** Task prompt **
Restate all of the entries exactly, dropping any pictures they hold.

** Material **
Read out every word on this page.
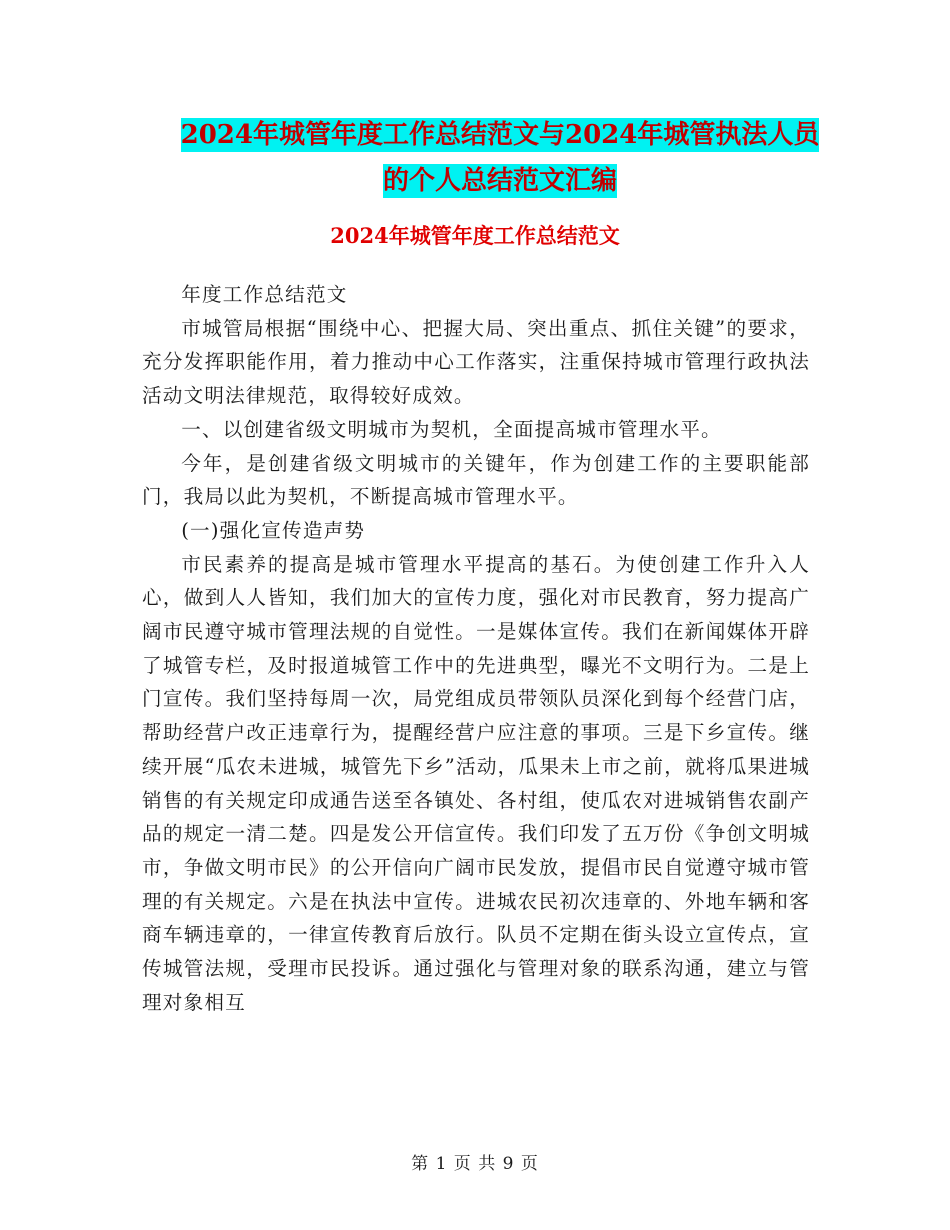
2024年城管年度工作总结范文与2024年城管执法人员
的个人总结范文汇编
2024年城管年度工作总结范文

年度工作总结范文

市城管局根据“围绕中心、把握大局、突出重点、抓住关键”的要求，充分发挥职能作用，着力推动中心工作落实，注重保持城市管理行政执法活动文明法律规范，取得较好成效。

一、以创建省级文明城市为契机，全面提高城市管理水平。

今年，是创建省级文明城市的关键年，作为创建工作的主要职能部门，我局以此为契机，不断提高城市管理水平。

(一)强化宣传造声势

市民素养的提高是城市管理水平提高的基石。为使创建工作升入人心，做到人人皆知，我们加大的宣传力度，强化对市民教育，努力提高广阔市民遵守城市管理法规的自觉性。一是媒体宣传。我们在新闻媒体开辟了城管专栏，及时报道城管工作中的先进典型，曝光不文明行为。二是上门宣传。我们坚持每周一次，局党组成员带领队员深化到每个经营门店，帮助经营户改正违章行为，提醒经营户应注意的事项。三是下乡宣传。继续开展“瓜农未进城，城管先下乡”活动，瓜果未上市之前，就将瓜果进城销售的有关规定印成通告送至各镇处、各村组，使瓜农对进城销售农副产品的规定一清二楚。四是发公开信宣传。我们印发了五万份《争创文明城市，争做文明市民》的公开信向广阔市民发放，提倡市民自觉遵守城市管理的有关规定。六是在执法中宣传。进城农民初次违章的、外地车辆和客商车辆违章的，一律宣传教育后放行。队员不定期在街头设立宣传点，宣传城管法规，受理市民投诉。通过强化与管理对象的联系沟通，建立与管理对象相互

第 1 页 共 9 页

** Answer in full **
Read out every word on this page.
2024年城管年度工作总结范文与2024年城管执法人员
的个人总结范文汇编
2024年城管年度工作总结范文

年度工作总结范文

市城管局根据“围绕中心、把握大局、突出重点、抓住关键”的要求，充分发挥职能作用，着力推动中心工作落实，注重保持城市管理行政执法活动文明法律规范，取得较好成效。

一、以创建省级文明城市为契机，全面提高城市管理水平。

今年，是创建省级文明城市的关键年，作为创建工作的主要职能部门，我局以此为契机，不断提高城市管理水平。

(一)强化宣传造声势

市民素养的提高是城市管理水平提高的基石。为使创建工作升入人心，做到人人皆知，我们加大的宣传力度，强化对市民教育，努力提高广阔市民遵守城市管理法规的自觉性。一是媒体宣传。我们在新闻媒体开辟了城管专栏，及时报道城管工作中的先进典型，曝光不文明行为。二是上门宣传。我们坚持每周一次，局党组成员带领队员深化到每个经营门店，帮助经营户改正违章行为，提醒经营户应注意的事项。三是下乡宣传。继续开展“瓜农未进城，城管先下乡”活动，瓜果未上市之前，就将瓜果进城销售的有关规定印成通告送至各镇处、各村组，使瓜农对进城销售农副产品的规定一清二楚。四是发公开信宣传。我们印发了五万份《争创文明城市，争做文明市民》的公开信向广阔市民发放，提倡市民自觉遵守城市管理的有关规定。六是在执法中宣传。进城农民初次违章的、外地车辆和客商车辆违章的，一律宣传教育后放行。队员不定期在街头设立宣传点，宣传城管法规，受理市民投诉。通过强化与管理对象的联系沟通，建立与管理对象相互

第 1 页 共 9 页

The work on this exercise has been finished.